DATA SUPPLIED:
+ + + + + + +
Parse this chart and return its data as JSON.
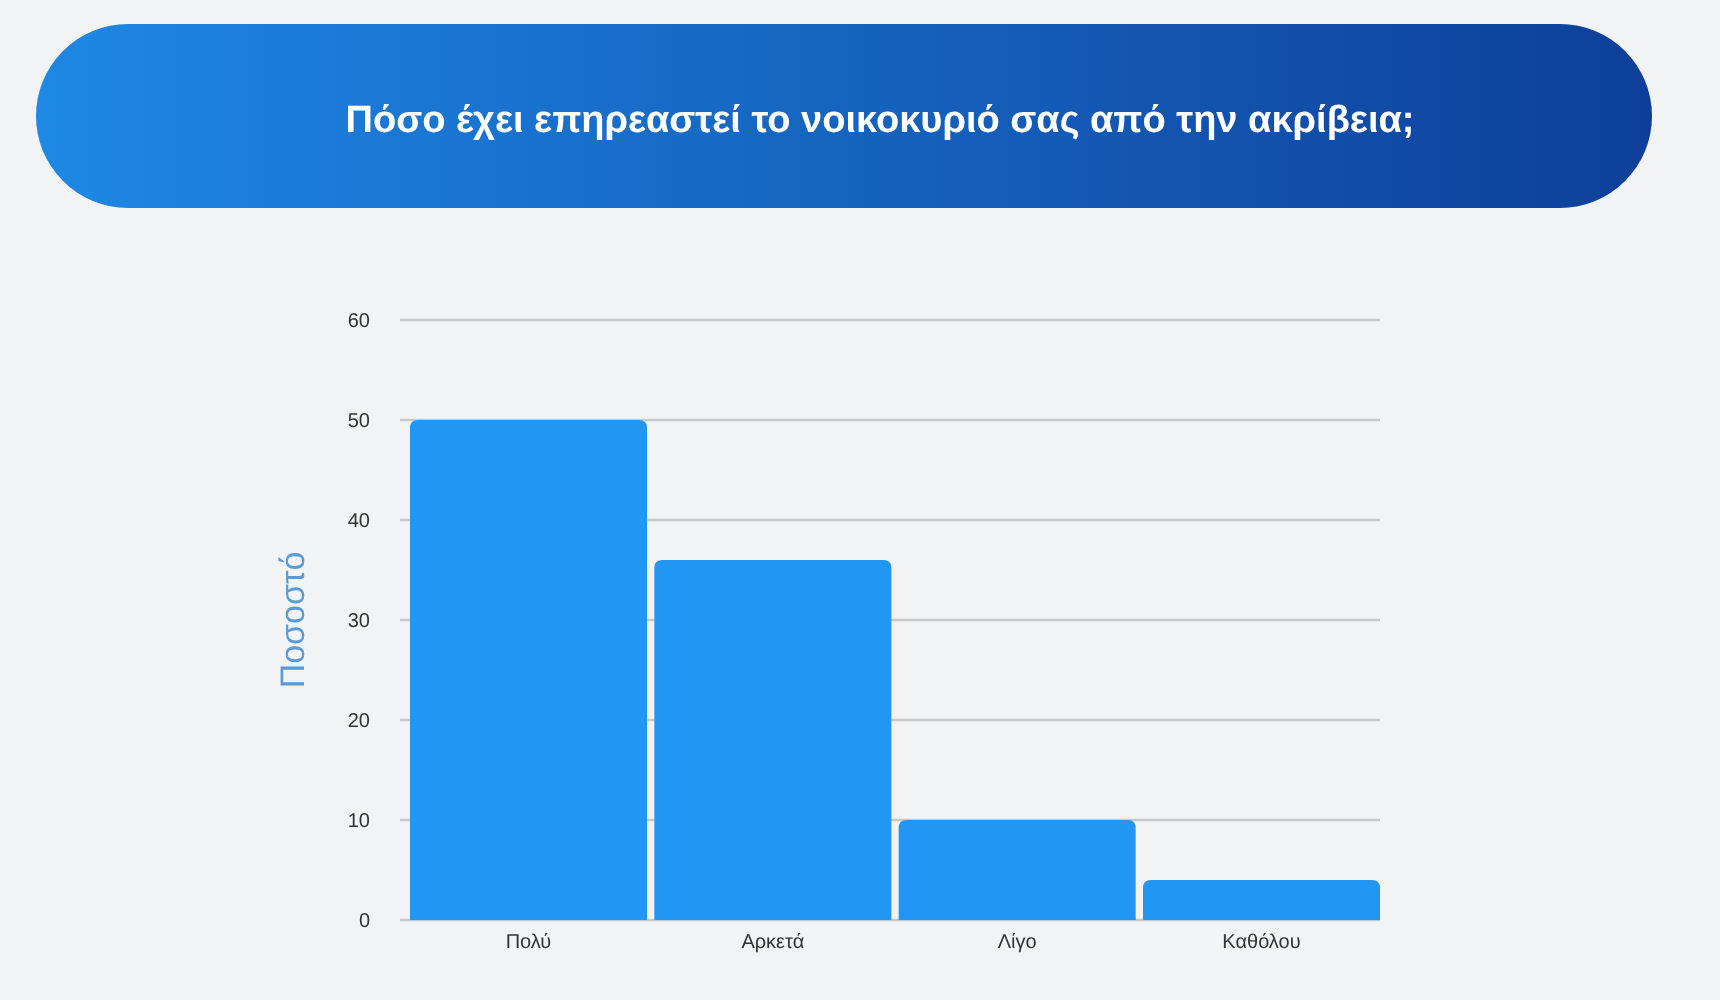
{
  "chart_data": {
    "type": "bar",
    "title": "Πόσο έχει επηρεαστεί το νοικοκυριό σας από την ακρίβεια;",
    "ylabel": "Ποσοστό",
    "categories": [
      "Πολύ",
      "Αρκετά",
      "Λίγο",
      "Καθόλου"
    ],
    "values": [
      50,
      36,
      10,
      4
    ],
    "color": "#2196f3",
    "ylim": [
      0,
      60
    ],
    "yticks": [
      0,
      10,
      20,
      30,
      40,
      50,
      60
    ],
    "grid": "y"
  }
}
+ + + + + + +
EXERCISE: Give the data above again in full and unchanged, skipping the pictures.

RESULT OF THIS TASK:
Parse this chart and return its data as JSON.
{
  "chart_data": {
    "type": "bar",
    "title": "Πόσο έχει επηρεαστεί το νοικοκυριό σας από την ακρίβεια;",
    "ylabel": "Ποσοστό",
    "categories": [
      "Πολύ",
      "Αρκετά",
      "Λίγο",
      "Καθόλου"
    ],
    "values": [
      50,
      36,
      10,
      4
    ],
    "color": "#2196f3",
    "ylim": [
      0,
      60
    ],
    "yticks": [
      0,
      10,
      20,
      30,
      40,
      50,
      60
    ],
    "grid": "y"
  }
}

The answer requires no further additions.